--- start Material for the task ---
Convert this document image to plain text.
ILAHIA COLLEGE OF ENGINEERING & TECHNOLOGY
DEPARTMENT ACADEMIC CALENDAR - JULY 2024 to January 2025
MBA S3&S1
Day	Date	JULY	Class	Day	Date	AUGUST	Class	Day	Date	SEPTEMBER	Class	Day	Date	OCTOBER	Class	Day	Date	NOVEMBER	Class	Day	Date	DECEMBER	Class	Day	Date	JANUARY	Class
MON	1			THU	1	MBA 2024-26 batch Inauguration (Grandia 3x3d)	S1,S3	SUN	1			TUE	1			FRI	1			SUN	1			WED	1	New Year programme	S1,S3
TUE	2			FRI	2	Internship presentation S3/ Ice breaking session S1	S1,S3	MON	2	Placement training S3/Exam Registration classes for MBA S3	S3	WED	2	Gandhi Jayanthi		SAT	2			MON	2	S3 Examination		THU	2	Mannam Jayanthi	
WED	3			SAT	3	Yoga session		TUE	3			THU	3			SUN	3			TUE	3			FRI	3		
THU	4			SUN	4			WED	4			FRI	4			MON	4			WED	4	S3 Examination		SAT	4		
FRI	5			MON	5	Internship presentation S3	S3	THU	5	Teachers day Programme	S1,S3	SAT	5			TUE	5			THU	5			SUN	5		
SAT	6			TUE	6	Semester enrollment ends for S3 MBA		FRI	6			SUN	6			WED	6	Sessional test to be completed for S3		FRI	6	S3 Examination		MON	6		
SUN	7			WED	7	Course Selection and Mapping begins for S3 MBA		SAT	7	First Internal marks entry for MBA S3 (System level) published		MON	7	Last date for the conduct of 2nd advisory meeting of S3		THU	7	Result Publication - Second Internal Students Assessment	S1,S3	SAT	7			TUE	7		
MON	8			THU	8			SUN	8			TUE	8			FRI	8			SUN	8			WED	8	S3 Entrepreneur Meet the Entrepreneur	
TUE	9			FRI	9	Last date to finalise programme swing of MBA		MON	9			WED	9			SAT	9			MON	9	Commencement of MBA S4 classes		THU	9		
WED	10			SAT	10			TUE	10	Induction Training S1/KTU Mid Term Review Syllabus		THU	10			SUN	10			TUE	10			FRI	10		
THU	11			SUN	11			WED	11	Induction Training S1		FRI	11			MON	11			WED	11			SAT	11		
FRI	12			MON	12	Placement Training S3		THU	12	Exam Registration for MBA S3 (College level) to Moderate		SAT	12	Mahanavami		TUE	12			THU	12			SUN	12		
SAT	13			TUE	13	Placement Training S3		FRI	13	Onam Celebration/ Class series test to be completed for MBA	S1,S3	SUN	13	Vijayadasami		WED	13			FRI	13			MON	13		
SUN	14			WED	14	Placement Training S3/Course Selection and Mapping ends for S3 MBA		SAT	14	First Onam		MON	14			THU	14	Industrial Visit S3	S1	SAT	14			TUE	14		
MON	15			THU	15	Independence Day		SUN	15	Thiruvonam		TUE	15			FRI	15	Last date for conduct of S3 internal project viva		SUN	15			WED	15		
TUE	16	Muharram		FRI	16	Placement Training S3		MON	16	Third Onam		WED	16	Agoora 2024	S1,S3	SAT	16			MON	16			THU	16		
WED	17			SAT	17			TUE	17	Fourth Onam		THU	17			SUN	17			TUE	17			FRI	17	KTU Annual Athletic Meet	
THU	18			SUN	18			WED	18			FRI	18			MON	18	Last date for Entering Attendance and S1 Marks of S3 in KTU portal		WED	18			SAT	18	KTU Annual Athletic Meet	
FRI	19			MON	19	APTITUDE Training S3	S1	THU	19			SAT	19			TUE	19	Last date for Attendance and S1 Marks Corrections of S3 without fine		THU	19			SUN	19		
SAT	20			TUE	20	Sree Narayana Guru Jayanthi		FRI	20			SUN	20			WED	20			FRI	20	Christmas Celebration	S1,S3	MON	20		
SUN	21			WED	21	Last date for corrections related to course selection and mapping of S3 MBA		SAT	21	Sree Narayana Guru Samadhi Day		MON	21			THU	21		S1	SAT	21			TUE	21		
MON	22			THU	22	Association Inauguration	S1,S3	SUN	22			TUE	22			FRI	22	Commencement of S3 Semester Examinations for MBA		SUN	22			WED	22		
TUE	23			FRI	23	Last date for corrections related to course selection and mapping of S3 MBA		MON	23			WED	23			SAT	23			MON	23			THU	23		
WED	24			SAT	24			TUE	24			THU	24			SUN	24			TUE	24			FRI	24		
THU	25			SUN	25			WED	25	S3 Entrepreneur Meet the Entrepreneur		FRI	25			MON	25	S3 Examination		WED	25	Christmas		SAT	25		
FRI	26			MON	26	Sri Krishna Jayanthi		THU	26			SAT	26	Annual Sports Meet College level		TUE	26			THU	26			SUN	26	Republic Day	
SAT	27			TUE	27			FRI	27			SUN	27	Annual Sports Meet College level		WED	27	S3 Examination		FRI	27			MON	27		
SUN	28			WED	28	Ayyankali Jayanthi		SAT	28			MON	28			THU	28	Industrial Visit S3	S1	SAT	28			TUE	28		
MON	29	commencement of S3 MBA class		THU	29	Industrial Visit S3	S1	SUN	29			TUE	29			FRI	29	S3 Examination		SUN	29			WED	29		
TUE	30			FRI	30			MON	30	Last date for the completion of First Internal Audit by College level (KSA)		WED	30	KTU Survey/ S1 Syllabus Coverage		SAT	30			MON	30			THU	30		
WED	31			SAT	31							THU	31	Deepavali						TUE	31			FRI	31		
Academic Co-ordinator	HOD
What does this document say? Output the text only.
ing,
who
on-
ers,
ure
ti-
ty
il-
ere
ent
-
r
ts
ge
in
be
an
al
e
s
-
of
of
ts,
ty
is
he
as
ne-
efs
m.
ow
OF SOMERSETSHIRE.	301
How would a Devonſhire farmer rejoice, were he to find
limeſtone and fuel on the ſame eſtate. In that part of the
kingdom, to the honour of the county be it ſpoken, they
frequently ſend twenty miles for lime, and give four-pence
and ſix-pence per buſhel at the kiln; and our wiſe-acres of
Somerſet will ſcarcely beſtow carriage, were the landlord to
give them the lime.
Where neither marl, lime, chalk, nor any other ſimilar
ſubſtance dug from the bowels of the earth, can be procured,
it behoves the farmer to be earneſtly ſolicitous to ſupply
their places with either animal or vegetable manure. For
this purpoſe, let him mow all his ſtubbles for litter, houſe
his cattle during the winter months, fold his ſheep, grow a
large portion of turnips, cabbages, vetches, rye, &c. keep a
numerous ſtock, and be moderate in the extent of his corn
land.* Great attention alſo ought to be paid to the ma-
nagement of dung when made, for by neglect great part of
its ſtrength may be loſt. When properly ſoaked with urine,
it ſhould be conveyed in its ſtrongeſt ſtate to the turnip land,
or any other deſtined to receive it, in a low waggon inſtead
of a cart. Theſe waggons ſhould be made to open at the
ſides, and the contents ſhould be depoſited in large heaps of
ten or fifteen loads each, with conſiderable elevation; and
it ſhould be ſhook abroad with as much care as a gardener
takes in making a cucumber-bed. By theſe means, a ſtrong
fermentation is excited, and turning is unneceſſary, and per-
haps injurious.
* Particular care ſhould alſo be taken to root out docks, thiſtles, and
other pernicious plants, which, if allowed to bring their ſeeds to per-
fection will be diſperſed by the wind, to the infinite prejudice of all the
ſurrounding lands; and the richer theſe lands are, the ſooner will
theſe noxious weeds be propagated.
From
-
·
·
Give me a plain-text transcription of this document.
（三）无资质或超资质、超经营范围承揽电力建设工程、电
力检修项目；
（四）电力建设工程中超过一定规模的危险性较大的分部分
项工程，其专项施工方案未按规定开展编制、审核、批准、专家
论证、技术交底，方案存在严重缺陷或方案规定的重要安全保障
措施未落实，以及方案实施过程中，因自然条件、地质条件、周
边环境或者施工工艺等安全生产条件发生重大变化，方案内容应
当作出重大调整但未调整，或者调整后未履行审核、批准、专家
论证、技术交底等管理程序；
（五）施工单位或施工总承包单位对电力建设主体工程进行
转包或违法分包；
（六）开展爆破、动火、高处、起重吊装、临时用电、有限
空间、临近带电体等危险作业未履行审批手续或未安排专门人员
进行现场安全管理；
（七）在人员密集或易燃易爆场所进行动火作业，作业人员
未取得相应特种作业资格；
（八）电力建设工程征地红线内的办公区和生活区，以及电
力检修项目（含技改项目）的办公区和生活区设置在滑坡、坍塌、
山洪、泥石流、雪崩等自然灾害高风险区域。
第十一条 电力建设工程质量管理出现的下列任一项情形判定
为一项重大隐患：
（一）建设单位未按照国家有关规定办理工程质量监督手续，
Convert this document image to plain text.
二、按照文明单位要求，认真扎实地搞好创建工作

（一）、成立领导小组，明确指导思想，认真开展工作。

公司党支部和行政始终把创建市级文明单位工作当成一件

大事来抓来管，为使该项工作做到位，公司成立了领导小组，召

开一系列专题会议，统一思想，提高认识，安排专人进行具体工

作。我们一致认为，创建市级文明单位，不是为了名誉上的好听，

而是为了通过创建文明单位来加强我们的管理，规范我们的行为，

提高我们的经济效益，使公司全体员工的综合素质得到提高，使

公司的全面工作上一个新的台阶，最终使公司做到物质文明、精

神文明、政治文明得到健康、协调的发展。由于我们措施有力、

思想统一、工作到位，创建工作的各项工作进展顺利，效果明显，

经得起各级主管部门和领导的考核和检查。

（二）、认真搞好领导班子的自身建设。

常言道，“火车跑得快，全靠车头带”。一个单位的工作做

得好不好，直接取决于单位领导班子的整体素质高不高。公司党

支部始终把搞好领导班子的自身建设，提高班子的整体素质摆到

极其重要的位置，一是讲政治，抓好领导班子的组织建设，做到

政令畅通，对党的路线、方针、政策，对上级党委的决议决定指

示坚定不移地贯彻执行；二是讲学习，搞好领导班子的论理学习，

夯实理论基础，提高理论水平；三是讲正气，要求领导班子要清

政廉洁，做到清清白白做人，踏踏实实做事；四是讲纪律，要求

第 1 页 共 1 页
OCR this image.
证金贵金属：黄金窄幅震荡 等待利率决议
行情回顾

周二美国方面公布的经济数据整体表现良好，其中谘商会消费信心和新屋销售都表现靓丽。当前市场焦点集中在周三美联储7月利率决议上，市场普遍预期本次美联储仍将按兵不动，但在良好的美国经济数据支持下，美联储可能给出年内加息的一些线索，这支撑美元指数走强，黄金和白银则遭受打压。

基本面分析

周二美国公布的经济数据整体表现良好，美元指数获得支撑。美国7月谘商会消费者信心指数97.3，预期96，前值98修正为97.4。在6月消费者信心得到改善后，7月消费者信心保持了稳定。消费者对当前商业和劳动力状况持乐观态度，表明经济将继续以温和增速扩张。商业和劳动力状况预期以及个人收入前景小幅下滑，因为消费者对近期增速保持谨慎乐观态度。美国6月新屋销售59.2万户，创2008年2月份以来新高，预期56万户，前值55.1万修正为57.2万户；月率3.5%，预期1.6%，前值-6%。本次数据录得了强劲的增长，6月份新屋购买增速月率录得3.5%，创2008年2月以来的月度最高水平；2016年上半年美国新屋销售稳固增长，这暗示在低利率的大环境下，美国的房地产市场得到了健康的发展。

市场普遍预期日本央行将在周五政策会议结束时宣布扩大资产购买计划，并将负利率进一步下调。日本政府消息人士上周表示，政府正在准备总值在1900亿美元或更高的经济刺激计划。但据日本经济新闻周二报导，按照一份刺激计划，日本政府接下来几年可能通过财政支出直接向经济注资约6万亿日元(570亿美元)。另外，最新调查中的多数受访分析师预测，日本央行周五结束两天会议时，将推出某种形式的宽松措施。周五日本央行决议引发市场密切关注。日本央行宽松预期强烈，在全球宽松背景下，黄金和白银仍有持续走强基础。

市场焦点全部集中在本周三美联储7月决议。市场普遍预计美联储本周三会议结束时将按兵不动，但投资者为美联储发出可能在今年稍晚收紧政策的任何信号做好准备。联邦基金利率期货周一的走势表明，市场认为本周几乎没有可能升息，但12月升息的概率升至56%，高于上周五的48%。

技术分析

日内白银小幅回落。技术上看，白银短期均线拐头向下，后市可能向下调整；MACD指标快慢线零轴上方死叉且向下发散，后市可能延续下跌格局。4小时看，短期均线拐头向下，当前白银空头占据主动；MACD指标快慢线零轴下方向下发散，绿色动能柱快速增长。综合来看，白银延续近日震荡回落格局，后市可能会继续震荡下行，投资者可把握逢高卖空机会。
--- end Material for the task ---
§ Work required:
Gather all the lines that include the word "presentation" and copy them out.

§ Response below:
TUE	2			FRI	2	Internship presentation S3/ Ice breaking session S1	S1,S3	MON	2	Placement training S3/Exam Registration classes for MBA S3	S3	WED	2	Gandhi Jayanthi		SAT	2			MON	2	S3 Examination		THU	2	Mannam Jayanthi	
FRI	5			MON	5	Internship presentation S3	S3	THU	5	Teachers day Programme	S1,S3	SAT	5			TUE	5			THU	5			SUN	5		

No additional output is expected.